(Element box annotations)

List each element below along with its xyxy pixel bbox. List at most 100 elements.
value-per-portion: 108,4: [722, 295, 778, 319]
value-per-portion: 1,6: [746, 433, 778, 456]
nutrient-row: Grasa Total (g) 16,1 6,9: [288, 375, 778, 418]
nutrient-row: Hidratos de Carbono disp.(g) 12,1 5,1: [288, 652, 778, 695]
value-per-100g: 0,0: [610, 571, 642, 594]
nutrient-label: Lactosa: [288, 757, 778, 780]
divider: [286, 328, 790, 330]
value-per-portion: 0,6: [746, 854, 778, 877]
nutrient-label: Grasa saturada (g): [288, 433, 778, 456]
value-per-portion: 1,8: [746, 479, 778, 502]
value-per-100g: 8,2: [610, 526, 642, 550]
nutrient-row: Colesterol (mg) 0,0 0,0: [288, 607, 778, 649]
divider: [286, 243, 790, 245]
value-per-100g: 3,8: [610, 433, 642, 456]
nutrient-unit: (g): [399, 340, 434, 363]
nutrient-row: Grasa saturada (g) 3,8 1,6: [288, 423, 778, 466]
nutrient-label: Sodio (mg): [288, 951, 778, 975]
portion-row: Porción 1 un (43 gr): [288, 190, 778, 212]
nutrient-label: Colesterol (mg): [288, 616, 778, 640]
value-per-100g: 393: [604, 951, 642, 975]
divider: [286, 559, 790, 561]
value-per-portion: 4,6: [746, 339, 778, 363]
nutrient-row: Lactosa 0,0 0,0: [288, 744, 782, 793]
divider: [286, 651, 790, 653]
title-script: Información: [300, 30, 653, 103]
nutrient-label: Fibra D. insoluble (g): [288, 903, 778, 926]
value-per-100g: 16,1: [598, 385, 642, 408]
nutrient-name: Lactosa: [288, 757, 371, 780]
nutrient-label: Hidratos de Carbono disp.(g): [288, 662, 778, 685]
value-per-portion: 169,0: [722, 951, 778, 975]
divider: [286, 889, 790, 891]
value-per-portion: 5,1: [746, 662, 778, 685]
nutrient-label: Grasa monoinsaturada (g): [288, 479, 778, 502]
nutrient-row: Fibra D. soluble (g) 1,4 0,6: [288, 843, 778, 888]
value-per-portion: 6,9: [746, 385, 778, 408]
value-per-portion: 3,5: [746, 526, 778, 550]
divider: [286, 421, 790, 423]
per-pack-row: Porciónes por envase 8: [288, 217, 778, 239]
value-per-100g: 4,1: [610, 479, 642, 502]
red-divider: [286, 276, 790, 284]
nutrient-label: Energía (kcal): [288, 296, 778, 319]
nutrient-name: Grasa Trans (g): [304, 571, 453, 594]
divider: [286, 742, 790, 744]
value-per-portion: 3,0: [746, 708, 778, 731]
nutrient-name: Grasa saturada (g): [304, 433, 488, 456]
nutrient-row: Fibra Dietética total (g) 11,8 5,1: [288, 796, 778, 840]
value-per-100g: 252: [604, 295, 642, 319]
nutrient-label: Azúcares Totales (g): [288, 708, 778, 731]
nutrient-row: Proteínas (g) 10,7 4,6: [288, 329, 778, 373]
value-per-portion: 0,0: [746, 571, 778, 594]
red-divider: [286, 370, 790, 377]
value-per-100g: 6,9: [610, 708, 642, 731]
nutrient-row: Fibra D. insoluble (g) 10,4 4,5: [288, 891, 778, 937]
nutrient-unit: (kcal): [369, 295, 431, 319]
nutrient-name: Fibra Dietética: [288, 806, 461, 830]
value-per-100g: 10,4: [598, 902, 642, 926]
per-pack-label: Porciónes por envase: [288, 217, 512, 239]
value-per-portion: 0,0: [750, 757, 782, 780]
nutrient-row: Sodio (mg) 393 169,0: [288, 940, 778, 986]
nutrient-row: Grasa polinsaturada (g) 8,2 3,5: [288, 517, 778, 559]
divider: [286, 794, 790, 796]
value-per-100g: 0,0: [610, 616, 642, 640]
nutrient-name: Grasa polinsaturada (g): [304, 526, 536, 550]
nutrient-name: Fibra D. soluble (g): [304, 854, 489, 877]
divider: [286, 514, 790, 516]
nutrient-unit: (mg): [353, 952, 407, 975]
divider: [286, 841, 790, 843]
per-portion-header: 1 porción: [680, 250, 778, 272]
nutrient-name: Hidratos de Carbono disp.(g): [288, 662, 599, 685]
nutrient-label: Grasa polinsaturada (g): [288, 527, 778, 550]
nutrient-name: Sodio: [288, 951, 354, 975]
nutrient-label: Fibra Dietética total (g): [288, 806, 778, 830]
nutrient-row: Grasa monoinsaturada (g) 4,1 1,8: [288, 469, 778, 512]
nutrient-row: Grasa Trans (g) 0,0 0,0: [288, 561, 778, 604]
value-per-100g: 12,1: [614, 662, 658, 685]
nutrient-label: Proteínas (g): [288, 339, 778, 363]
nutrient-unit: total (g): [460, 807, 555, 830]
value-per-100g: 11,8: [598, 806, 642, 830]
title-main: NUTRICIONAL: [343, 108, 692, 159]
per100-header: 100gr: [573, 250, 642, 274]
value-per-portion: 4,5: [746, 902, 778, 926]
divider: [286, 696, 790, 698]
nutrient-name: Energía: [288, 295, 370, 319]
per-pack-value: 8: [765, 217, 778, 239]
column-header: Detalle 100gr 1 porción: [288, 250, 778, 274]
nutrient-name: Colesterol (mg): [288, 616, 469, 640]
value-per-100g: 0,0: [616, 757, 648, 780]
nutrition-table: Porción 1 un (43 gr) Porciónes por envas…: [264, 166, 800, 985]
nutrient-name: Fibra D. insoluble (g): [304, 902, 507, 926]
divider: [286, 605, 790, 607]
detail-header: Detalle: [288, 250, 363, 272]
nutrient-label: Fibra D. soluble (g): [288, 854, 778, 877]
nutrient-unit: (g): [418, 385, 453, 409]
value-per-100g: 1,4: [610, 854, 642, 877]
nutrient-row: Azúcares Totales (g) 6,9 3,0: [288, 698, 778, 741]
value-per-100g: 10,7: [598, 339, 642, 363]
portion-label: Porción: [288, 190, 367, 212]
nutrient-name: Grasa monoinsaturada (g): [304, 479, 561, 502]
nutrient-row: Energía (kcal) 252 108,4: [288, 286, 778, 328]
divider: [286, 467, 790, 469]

What is asked ▸
Copy every one of these rows without changing anything.

Solution to the problem ▸
List each element below along with its xyxy pixel bbox. List at most 100 elements.
value-per-portion: 108,4: [722, 295, 778, 319]
value-per-portion: 1,6: [746, 433, 778, 456]
nutrient-row: Grasa Total (g) 16,1 6,9: [288, 375, 778, 418]
nutrient-row: Hidratos de Carbono disp.(g) 12,1 5,1: [288, 652, 778, 695]
value-per-100g: 0,0: [610, 571, 642, 594]
nutrient-label: Lactosa: [288, 757, 778, 780]
divider: [286, 328, 790, 330]
value-per-portion: 0,6: [746, 854, 778, 877]
nutrient-label: Grasa saturada (g): [288, 433, 778, 456]
value-per-portion: 1,8: [746, 479, 778, 502]
value-per-100g: 8,2: [610, 526, 642, 550]
nutrient-row: Colesterol (mg) 0,0 0,0: [288, 607, 778, 649]
divider: [286, 243, 790, 245]
value-per-100g: 3,8: [610, 433, 642, 456]
nutrient-unit: (g): [399, 340, 434, 363]
nutrient-row: Grasa saturada (g) 3,8 1,6: [288, 423, 778, 466]
nutrient-label: Sodio (mg): [288, 951, 778, 975]
portion-row: Porción 1 un (43 gr): [288, 190, 778, 212]
nutrient-label: Colesterol (mg): [288, 616, 778, 640]
value-per-100g: 393: [604, 951, 642, 975]
divider: [286, 559, 790, 561]
value-per-portion: 4,6: [746, 339, 778, 363]
nutrient-row: Lactosa 0,0 0,0: [288, 744, 782, 793]
divider: [286, 651, 790, 653]
title-script: Información: [300, 30, 653, 103]
nutrient-label: Fibra D. insoluble (g): [288, 903, 778, 926]
value-per-100g: 16,1: [598, 385, 642, 408]
nutrient-name: Lactosa: [288, 757, 371, 780]
nutrient-label: Hidratos de Carbono disp.(g): [288, 662, 778, 685]
value-per-portion: 169,0: [722, 951, 778, 975]
divider: [286, 889, 790, 891]
value-per-portion: 5,1: [746, 662, 778, 685]
nutrient-label: Grasa monoinsaturada (g): [288, 479, 778, 502]
nutrient-row: Fibra D. soluble (g) 1,4 0,6: [288, 843, 778, 888]
value-per-portion: 6,9: [746, 385, 778, 408]
value-per-portion: 3,5: [746, 526, 778, 550]
divider: [286, 421, 790, 423]
per-pack-row: Porciónes por envase 8: [288, 217, 778, 239]
value-per-100g: 4,1: [610, 479, 642, 502]
red-divider: [286, 276, 790, 284]
nutrient-label: Energía (kcal): [288, 296, 778, 319]
nutrient-name: Grasa Trans (g): [304, 571, 453, 594]
divider: [286, 742, 790, 744]
value-per-portion: 3,0: [746, 708, 778, 731]
nutrient-name: Grasa saturada (g): [304, 433, 488, 456]
nutrient-row: Fibra Dietética total (g) 11,8 5,1: [288, 796, 778, 840]
value-per-100g: 252: [604, 295, 642, 319]
nutrient-label: Azúcares Totales (g): [288, 708, 778, 731]
nutrient-row: Proteínas (g) 10,7 4,6: [288, 329, 778, 373]
value-per-portion: 0,0: [746, 571, 778, 594]
red-divider: [286, 370, 790, 377]
value-per-100g: 6,9: [610, 708, 642, 731]
nutrient-row: Fibra D. insoluble (g) 10,4 4,5: [288, 891, 778, 937]
nutrient-unit: (kcal): [369, 295, 431, 319]
nutrient-name: Fibra Dietética: [288, 806, 461, 830]
value-per-100g: 10,4: [598, 902, 642, 926]
per-pack-label: Porciónes por envase: [288, 217, 512, 239]
value-per-portion: 0,0: [750, 757, 782, 780]
nutrient-row: Sodio (mg) 393 169,0: [288, 940, 778, 986]
nutrient-row: Grasa polinsaturada (g) 8,2 3,5: [288, 517, 778, 559]
divider: [286, 794, 790, 796]
value-per-100g: 0,0: [610, 616, 642, 640]
nutrient-name: Grasa polinsaturada (g): [304, 526, 536, 550]
nutrient-name: Fibra D. soluble (g): [304, 854, 489, 877]
divider: [286, 514, 790, 516]
nutrient-unit: (mg): [353, 952, 407, 975]
divider: [286, 841, 790, 843]
per-portion-header: 1 porción: [680, 250, 778, 272]
nutrient-name: Hidratos de Carbono disp.(g): [288, 662, 599, 685]
nutrient-label: Grasa polinsaturada (g): [288, 527, 778, 550]
nutrient-name: Sodio: [288, 951, 354, 975]
nutrient-label: Fibra Dietética total (g): [288, 806, 778, 830]
nutrient-row: Grasa monoinsaturada (g) 4,1 1,8: [288, 469, 778, 512]
nutrient-row: Grasa Trans (g) 0,0 0,0: [288, 561, 778, 604]
value-per-100g: 12,1: [614, 662, 658, 685]
nutrient-label: Proteínas (g): [288, 339, 778, 363]
nutrient-unit: total (g): [460, 807, 555, 830]
value-per-100g: 11,8: [598, 806, 642, 830]
title-main: NUTRICIONAL: [343, 108, 692, 159]
per100-header: 100gr: [573, 250, 642, 274]
value-per-portion: 4,5: [746, 902, 778, 926]
divider: [286, 696, 790, 698]
nutrient-name: Energía: [288, 295, 370, 319]
per-pack-value: 8: [765, 217, 778, 239]
column-header: Detalle 100gr 1 porción: [288, 250, 778, 274]
nutrient-name: Colesterol (mg): [288, 616, 469, 640]
value-per-100g: 0,0: [616, 757, 648, 780]
nutrition-table: Porción 1 un (43 gr) Porciónes por envas…: [264, 166, 800, 985]
nutrient-name: Fibra D. insoluble (g): [304, 902, 507, 926]
divider: [286, 605, 790, 607]
detail-header: Detalle: [288, 250, 363, 272]
nutrient-label: Fibra D. soluble (g): [288, 854, 778, 877]
nutrient-unit: (g): [418, 385, 453, 409]
value-per-100g: 1,4: [610, 854, 642, 877]
nutrient-row: Azúcares Totales (g) 6,9 3,0: [288, 698, 778, 741]
value-per-100g: 10,7: [598, 339, 642, 363]
portion-label: Porción: [288, 190, 367, 212]
nutrient-name: Grasa monoinsaturada (g): [304, 479, 561, 502]
nutrient-row: Energía (kcal) 252 108,4: [288, 286, 778, 328]
divider: [286, 467, 790, 469]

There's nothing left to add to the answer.